━━━━━ RECORDS PROVIDED ━━━━━

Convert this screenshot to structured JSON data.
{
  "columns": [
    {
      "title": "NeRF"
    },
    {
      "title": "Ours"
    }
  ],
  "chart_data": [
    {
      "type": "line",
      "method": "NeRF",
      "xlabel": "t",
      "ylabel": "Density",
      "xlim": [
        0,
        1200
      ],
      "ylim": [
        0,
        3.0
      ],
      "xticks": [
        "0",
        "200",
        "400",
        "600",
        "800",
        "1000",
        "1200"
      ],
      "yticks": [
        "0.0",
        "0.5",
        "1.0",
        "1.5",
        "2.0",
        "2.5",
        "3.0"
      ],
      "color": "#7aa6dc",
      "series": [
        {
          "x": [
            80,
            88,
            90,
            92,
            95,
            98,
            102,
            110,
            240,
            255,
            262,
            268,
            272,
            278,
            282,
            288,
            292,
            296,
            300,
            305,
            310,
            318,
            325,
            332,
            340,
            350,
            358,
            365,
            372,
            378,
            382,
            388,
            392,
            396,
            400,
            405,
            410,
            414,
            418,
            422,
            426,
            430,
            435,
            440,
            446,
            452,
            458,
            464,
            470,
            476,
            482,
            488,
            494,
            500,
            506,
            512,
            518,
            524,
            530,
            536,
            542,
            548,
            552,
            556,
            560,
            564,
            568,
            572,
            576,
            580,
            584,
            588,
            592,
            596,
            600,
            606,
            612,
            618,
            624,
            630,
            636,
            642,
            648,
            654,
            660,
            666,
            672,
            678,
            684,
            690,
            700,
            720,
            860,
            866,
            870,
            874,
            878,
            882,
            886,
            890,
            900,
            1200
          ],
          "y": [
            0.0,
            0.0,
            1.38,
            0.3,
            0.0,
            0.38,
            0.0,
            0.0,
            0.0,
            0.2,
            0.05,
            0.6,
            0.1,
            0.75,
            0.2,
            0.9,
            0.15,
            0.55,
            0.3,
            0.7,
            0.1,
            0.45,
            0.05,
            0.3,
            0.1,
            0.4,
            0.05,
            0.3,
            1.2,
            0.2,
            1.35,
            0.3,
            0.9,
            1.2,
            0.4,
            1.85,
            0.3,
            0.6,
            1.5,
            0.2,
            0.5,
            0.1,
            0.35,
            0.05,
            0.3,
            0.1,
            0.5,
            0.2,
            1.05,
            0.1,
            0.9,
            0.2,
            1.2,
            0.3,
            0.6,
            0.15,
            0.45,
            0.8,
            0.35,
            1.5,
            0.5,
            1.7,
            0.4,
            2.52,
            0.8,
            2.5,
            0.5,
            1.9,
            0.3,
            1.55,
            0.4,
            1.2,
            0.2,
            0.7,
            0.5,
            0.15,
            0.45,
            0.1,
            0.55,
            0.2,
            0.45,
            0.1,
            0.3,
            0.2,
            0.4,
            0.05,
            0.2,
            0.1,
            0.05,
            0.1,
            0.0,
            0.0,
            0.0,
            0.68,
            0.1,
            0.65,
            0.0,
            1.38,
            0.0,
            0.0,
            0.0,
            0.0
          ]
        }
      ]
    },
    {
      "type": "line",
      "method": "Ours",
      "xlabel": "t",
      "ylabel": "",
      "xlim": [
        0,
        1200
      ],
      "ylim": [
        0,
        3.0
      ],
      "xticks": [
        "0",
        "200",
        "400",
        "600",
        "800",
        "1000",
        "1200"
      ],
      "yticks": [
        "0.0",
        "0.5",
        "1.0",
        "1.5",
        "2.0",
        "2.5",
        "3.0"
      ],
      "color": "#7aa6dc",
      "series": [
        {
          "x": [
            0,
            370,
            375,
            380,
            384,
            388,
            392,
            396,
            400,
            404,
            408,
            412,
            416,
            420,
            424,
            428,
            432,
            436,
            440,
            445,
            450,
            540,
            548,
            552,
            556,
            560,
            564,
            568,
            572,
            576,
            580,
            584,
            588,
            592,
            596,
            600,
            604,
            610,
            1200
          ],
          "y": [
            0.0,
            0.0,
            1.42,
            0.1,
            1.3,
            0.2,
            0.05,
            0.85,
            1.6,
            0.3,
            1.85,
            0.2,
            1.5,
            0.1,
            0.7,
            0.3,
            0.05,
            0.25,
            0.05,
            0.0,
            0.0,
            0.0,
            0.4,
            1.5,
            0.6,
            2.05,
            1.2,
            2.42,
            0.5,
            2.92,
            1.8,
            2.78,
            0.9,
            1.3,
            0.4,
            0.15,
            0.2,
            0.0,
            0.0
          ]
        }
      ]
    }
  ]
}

━━━━━

__YOUR TASK__
Copy all the records above exactly, missing none.

__SOLUTION FOR THIS TASK__
Convert this screenshot to structured JSON data.
{
  "columns": [
    {
      "title": "NeRF"
    },
    {
      "title": "Ours"
    }
  ],
  "chart_data": [
    {
      "type": "line",
      "method": "NeRF",
      "xlabel": "t",
      "ylabel": "Density",
      "xlim": [
        0,
        1200
      ],
      "ylim": [
        0,
        3.0
      ],
      "xticks": [
        "0",
        "200",
        "400",
        "600",
        "800",
        "1000",
        "1200"
      ],
      "yticks": [
        "0.0",
        "0.5",
        "1.0",
        "1.5",
        "2.0",
        "2.5",
        "3.0"
      ],
      "color": "#7aa6dc",
      "series": [
        {
          "x": [
            80,
            88,
            90,
            92,
            95,
            98,
            102,
            110,
            240,
            255,
            262,
            268,
            272,
            278,
            282,
            288,
            292,
            296,
            300,
            305,
            310,
            318,
            325,
            332,
            340,
            350,
            358,
            365,
            372,
            378,
            382,
            388,
            392,
            396,
            400,
            405,
            410,
            414,
            418,
            422,
            426,
            430,
            435,
            440,
            446,
            452,
            458,
            464,
            470,
            476,
            482,
            488,
            494,
            500,
            506,
            512,
            518,
            524,
            530,
            536,
            542,
            548,
            552,
            556,
            560,
            564,
            568,
            572,
            576,
            580,
            584,
            588,
            592,
            596,
            600,
            606,
            612,
            618,
            624,
            630,
            636,
            642,
            648,
            654,
            660,
            666,
            672,
            678,
            684,
            690,
            700,
            720,
            860,
            866,
            870,
            874,
            878,
            882,
            886,
            890,
            900,
            1200
          ],
          "y": [
            0.0,
            0.0,
            1.38,
            0.3,
            0.0,
            0.38,
            0.0,
            0.0,
            0.0,
            0.2,
            0.05,
            0.6,
            0.1,
            0.75,
            0.2,
            0.9,
            0.15,
            0.55,
            0.3,
            0.7,
            0.1,
            0.45,
            0.05,
            0.3,
            0.1,
            0.4,
            0.05,
            0.3,
            1.2,
            0.2,
            1.35,
            0.3,
            0.9,
            1.2,
            0.4,
            1.85,
            0.3,
            0.6,
            1.5,
            0.2,
            0.5,
            0.1,
            0.35,
            0.05,
            0.3,
            0.1,
            0.5,
            0.2,
            1.05,
            0.1,
            0.9,
            0.2,
            1.2,
            0.3,
            0.6,
            0.15,
            0.45,
            0.8,
            0.35,
            1.5,
            0.5,
            1.7,
            0.4,
            2.52,
            0.8,
            2.5,
            0.5,
            1.9,
            0.3,
            1.55,
            0.4,
            1.2,
            0.2,
            0.7,
            0.5,
            0.15,
            0.45,
            0.1,
            0.55,
            0.2,
            0.45,
            0.1,
            0.3,
            0.2,
            0.4,
            0.05,
            0.2,
            0.1,
            0.05,
            0.1,
            0.0,
            0.0,
            0.0,
            0.68,
            0.1,
            0.65,
            0.0,
            1.38,
            0.0,
            0.0,
            0.0,
            0.0
          ]
        }
      ]
    },
    {
      "type": "line",
      "method": "Ours",
      "xlabel": "t",
      "ylabel": "",
      "xlim": [
        0,
        1200
      ],
      "ylim": [
        0,
        3.0
      ],
      "xticks": [
        "0",
        "200",
        "400",
        "600",
        "800",
        "1000",
        "1200"
      ],
      "yticks": [
        "0.0",
        "0.5",
        "1.0",
        "1.5",
        "2.0",
        "2.5",
        "3.0"
      ],
      "color": "#7aa6dc",
      "series": [
        {
          "x": [
            0,
            370,
            375,
            380,
            384,
            388,
            392,
            396,
            400,
            404,
            408,
            412,
            416,
            420,
            424,
            428,
            432,
            436,
            440,
            445,
            450,
            540,
            548,
            552,
            556,
            560,
            564,
            568,
            572,
            576,
            580,
            584,
            588,
            592,
            596,
            600,
            604,
            610,
            1200
          ],
          "y": [
            0.0,
            0.0,
            1.42,
            0.1,
            1.3,
            0.2,
            0.05,
            0.85,
            1.6,
            0.3,
            1.85,
            0.2,
            1.5,
            0.1,
            0.7,
            0.3,
            0.05,
            0.25,
            0.05,
            0.0,
            0.0,
            0.0,
            0.4,
            1.5,
            0.6,
            2.05,
            1.2,
            2.42,
            0.5,
            2.92,
            1.8,
            2.78,
            0.9,
            1.3,
            0.4,
            0.15,
            0.2,
            0.0,
            0.0
          ]
        }
      ]
    }
  ]
}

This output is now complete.